#### Exercise prompt
List every line in this data where the string "information" occurs.

╭─ The input

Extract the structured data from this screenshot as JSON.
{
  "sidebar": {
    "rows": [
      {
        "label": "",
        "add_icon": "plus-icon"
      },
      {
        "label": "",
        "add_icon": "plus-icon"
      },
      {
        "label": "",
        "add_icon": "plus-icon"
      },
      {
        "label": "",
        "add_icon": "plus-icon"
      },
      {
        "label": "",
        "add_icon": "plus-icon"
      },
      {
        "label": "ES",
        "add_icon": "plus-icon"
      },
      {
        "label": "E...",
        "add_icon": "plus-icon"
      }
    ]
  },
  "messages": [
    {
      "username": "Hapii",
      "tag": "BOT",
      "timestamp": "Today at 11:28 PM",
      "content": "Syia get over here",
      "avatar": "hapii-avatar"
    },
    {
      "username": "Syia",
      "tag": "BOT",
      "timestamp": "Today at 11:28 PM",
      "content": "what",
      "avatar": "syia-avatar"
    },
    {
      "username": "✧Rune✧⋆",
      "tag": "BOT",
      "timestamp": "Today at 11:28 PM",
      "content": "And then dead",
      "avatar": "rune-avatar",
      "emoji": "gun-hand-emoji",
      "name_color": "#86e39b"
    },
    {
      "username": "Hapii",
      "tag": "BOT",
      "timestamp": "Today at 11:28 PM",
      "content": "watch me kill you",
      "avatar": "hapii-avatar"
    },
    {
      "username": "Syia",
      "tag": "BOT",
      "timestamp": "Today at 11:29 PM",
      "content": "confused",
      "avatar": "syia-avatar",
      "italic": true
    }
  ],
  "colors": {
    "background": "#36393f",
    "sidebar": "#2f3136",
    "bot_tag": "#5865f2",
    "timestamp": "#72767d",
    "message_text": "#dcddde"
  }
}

╰─
╭─ The input

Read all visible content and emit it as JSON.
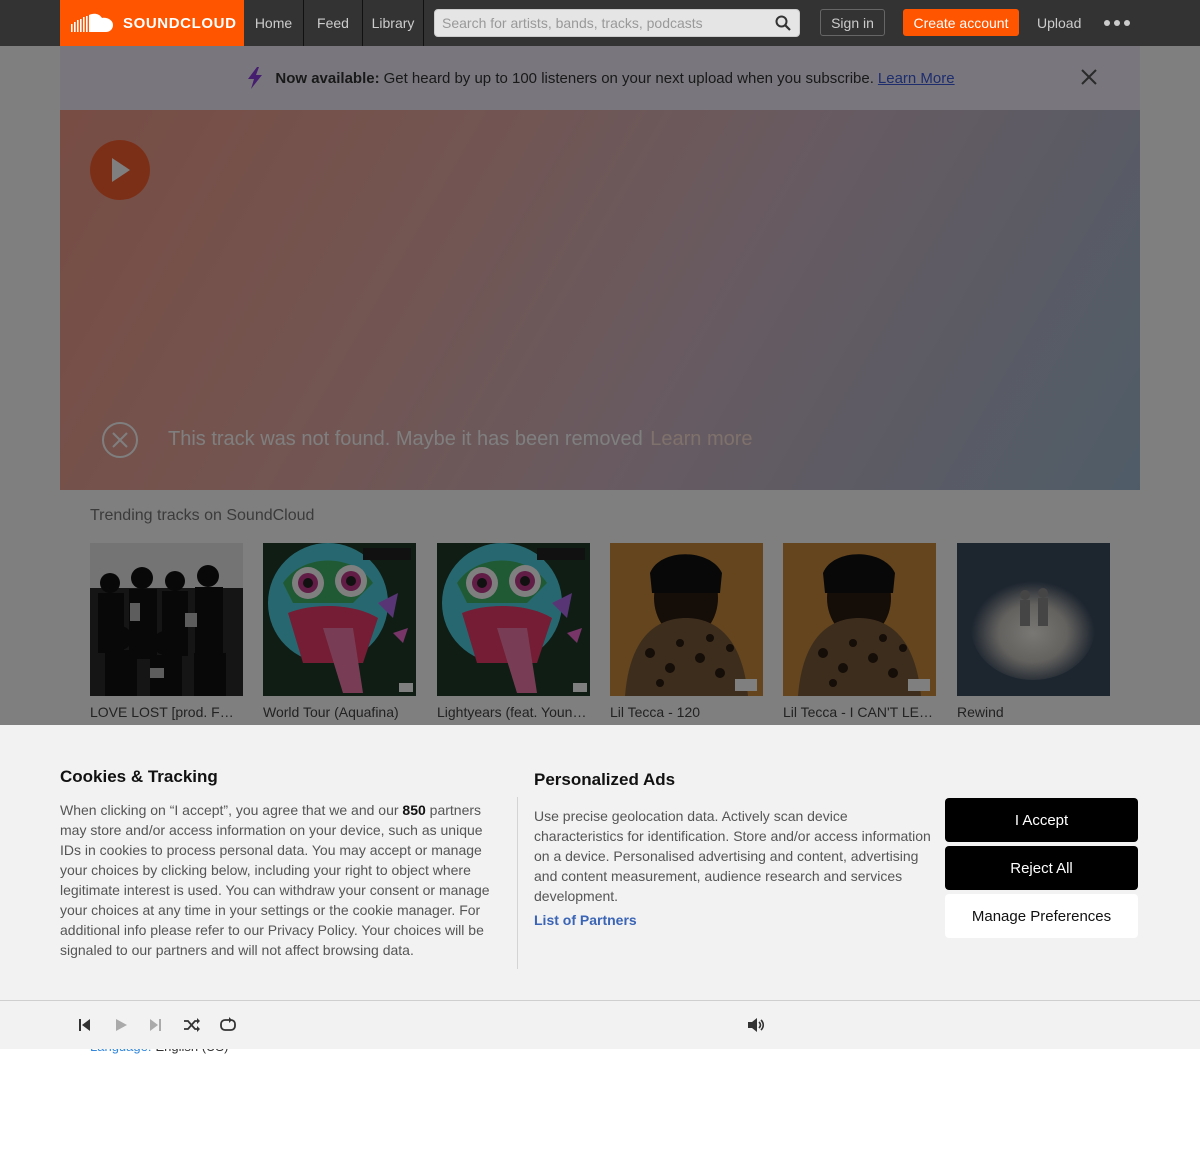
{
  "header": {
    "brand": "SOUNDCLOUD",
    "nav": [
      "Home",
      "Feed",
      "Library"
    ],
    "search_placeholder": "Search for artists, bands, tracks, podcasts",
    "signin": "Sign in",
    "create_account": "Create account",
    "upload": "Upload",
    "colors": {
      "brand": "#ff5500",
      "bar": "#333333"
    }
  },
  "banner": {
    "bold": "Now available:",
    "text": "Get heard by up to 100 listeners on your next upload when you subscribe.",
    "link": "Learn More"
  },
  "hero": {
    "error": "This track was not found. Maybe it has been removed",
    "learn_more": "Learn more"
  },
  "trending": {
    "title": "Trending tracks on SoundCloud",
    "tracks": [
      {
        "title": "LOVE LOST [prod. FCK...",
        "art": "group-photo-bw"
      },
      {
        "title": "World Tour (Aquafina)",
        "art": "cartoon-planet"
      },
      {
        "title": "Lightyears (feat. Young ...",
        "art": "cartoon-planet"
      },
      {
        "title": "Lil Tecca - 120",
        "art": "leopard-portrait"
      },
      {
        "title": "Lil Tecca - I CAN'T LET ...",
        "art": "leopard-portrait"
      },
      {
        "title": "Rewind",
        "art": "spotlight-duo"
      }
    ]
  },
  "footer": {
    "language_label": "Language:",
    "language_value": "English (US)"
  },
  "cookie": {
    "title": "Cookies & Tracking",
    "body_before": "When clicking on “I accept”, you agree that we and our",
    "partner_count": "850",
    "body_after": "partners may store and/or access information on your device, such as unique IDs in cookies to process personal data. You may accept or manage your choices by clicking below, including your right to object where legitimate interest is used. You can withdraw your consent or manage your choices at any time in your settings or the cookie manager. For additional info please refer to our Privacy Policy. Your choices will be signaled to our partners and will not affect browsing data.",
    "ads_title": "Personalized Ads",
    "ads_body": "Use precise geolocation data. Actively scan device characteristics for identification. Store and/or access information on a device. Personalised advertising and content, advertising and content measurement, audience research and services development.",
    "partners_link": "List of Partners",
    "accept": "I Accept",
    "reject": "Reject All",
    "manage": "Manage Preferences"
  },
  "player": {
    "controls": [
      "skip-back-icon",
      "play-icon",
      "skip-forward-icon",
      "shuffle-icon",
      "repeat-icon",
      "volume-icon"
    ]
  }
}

╰─

#### Finished task
    "body_after": "partners may store and/or access information on your device, such as unique IDs in cookies to process personal data. You may accept or manage your choices by clicking below, including your right to object where legitimate interest is used. You can withdraw your consent or manage your choices at any time in your settings or the cookie manager. For additional info please refer to our Privacy Policy. Your choices will be signaled to our partners and will not affect browsing data.",
    "ads_body": "Use precise geolocation data. Actively scan device characteristics for identification. Store and/or access information on a device. Personalised advertising and content, advertising and content measurement, audience research and services development.",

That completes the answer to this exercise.